/---

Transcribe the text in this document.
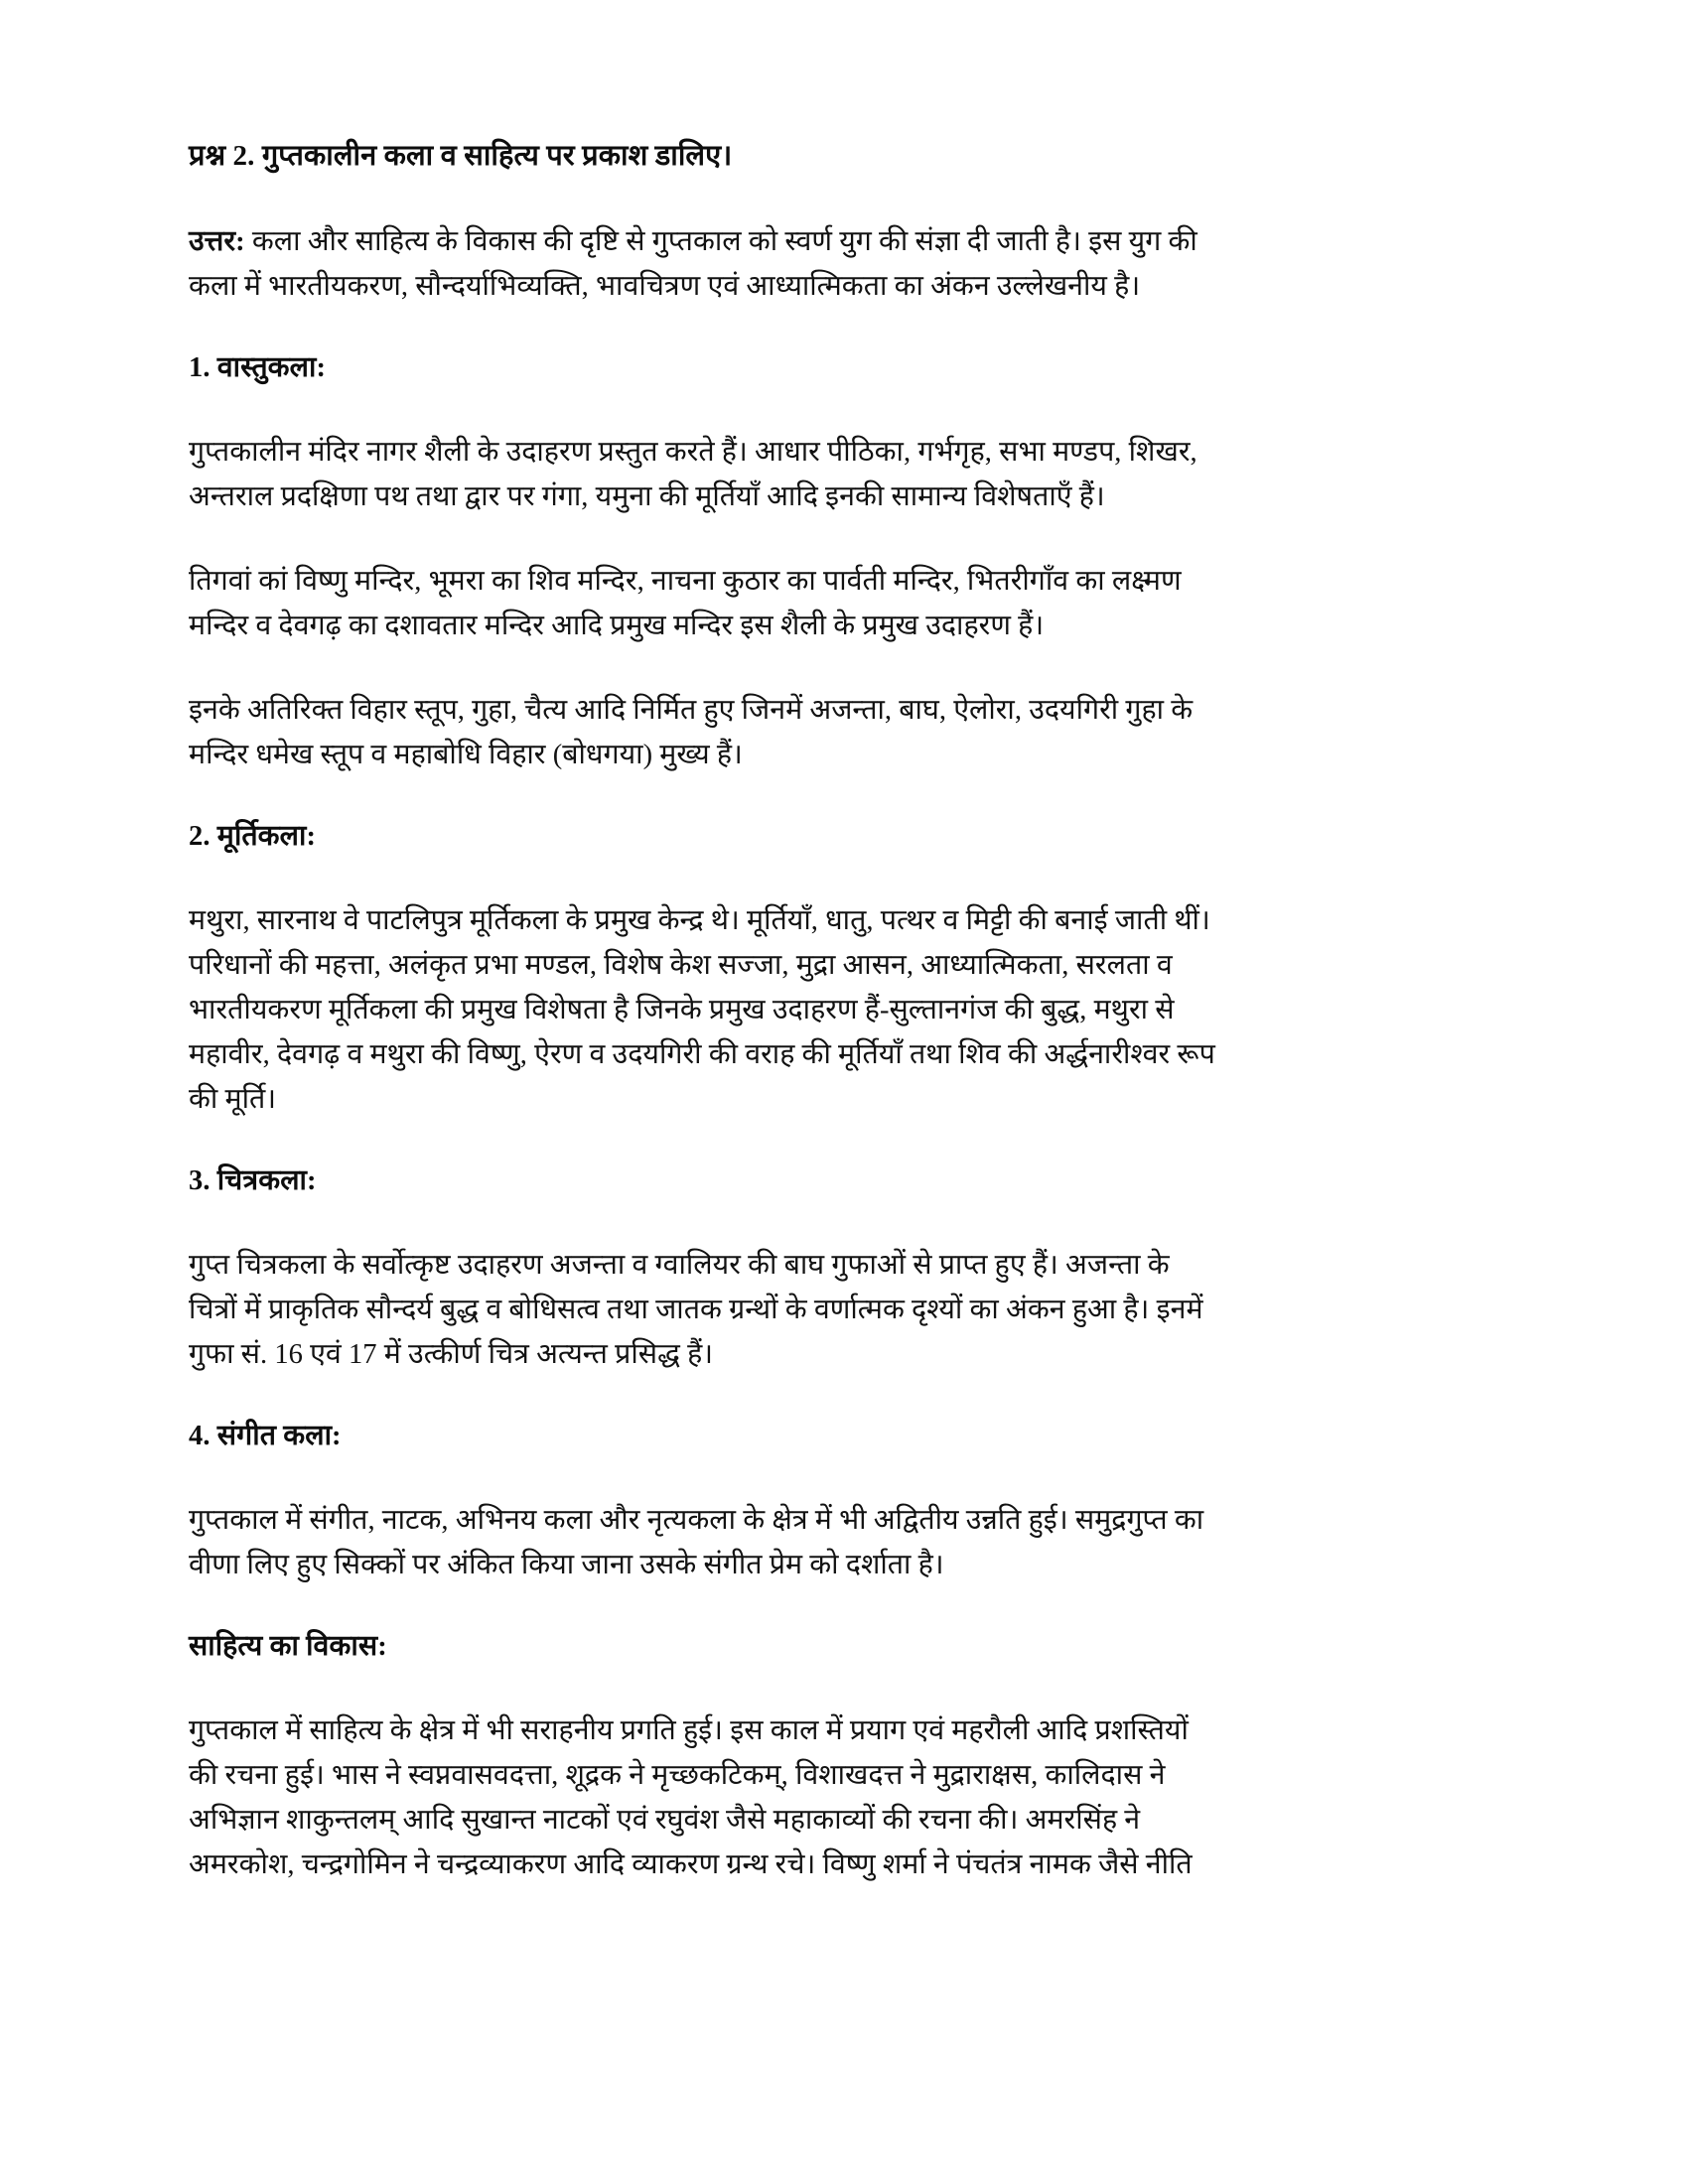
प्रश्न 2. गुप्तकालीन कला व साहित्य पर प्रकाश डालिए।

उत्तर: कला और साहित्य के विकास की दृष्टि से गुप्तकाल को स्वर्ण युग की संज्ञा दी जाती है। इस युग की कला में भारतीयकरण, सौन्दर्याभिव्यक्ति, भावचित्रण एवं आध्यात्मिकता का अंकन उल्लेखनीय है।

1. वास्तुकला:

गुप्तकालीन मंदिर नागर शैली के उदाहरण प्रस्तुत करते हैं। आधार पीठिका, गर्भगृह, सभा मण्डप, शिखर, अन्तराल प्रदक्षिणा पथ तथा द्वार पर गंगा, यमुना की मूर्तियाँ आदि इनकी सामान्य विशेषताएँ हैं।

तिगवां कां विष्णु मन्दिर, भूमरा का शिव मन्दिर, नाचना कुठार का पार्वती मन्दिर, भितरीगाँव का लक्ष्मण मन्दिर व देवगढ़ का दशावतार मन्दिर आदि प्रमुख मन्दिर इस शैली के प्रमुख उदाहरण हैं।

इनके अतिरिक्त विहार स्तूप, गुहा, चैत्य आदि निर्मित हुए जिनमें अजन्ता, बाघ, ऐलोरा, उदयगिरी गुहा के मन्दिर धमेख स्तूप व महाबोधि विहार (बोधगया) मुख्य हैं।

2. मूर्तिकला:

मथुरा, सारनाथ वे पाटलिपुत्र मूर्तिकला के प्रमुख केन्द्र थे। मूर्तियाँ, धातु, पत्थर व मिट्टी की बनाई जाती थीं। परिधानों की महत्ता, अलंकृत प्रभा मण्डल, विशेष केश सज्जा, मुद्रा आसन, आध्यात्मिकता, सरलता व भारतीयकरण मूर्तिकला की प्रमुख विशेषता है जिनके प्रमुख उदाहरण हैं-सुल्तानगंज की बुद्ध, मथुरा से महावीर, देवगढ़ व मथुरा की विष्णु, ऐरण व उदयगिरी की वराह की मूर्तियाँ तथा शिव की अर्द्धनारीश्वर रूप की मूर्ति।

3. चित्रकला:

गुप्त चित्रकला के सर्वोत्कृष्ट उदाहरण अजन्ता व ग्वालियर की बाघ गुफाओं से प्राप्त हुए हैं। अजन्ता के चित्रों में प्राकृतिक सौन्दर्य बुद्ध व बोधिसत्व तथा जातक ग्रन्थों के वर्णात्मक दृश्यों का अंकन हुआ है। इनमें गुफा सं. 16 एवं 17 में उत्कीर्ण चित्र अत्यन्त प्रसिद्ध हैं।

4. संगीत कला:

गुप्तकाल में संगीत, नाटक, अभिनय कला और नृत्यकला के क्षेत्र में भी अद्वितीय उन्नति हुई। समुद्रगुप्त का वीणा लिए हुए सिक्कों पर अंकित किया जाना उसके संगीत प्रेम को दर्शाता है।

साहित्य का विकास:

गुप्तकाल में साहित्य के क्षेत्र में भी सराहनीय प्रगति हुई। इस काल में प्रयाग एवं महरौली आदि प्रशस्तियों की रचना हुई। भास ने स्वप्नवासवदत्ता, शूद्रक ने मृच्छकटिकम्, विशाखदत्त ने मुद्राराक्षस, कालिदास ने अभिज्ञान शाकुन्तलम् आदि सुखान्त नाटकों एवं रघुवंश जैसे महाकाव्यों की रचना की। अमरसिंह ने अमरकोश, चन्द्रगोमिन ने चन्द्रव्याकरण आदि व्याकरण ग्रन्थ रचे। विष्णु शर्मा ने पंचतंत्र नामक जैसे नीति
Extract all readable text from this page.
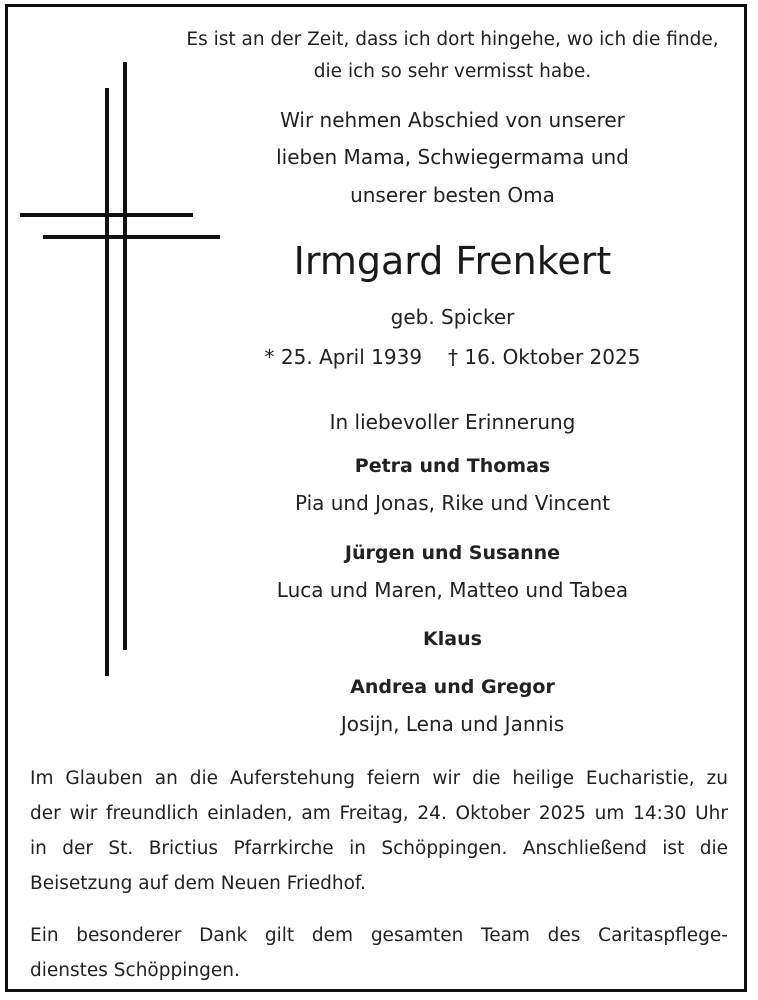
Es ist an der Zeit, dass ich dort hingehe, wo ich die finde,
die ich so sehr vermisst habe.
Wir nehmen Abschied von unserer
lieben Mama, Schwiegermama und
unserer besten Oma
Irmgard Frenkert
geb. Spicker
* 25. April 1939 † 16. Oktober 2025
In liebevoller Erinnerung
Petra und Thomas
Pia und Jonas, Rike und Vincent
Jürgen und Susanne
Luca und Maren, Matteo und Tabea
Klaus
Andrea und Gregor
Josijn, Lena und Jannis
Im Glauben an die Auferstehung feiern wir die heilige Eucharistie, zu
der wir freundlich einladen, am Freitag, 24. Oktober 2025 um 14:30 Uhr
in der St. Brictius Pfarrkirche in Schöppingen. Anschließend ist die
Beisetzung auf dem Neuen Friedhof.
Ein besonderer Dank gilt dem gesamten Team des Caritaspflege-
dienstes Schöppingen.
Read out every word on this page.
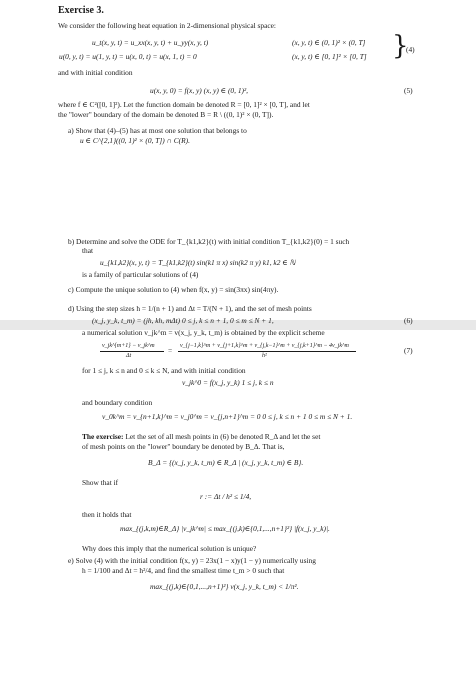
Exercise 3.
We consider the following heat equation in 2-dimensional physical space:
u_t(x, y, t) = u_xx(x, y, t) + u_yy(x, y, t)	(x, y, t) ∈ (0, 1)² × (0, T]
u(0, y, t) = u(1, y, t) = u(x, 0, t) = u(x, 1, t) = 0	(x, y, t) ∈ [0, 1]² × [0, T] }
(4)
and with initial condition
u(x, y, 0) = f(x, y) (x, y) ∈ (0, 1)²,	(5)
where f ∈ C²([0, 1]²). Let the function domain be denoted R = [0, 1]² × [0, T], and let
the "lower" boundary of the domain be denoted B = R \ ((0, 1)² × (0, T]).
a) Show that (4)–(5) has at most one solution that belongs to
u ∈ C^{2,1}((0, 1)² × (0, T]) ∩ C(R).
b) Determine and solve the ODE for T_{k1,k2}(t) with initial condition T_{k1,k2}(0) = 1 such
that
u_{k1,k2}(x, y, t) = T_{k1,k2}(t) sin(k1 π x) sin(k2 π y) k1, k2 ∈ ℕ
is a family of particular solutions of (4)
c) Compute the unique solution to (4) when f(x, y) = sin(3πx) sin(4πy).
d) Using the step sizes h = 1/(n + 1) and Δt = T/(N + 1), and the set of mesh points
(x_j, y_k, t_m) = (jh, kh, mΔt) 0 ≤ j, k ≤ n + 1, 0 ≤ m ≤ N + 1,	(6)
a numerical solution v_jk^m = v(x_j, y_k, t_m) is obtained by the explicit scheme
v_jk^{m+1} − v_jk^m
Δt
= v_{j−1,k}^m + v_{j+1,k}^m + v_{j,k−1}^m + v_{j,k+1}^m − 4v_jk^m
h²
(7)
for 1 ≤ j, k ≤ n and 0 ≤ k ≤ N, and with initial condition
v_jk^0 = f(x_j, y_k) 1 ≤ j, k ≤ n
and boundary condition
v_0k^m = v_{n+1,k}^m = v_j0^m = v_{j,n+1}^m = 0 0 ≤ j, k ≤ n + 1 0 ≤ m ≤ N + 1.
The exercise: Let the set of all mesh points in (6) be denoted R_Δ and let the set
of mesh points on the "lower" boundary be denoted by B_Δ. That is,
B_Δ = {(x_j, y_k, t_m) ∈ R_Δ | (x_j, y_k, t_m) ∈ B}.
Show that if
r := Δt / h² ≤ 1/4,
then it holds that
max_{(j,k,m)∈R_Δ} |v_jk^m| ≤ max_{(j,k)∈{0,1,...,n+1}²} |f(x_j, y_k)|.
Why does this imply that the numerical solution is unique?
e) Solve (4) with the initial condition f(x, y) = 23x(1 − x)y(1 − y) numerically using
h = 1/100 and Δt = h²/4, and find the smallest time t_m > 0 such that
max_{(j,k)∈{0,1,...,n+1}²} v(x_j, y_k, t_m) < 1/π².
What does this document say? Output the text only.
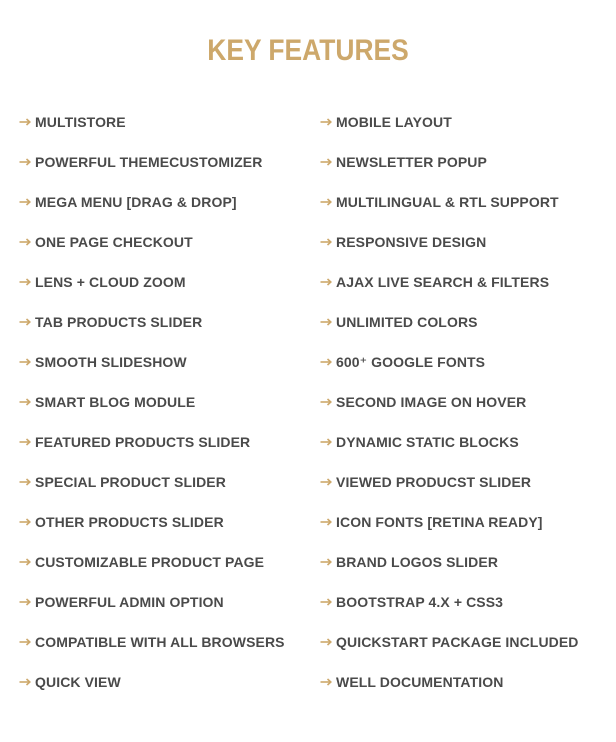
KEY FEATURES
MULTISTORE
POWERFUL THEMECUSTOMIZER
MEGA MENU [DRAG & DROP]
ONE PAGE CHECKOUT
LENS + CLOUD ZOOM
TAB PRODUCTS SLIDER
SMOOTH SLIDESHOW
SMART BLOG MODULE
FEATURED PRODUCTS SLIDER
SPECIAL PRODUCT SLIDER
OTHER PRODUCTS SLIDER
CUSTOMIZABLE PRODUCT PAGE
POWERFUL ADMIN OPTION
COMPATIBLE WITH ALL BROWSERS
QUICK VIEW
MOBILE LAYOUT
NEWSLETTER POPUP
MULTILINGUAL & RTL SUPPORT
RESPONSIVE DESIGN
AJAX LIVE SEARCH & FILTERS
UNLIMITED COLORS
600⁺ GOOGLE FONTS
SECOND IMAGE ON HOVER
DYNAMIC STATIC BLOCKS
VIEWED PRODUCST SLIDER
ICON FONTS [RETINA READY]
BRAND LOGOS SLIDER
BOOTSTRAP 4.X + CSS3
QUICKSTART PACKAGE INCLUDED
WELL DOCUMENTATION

\---

Count the lines of the listing above that include the word "this" and state the total with nothing else.

5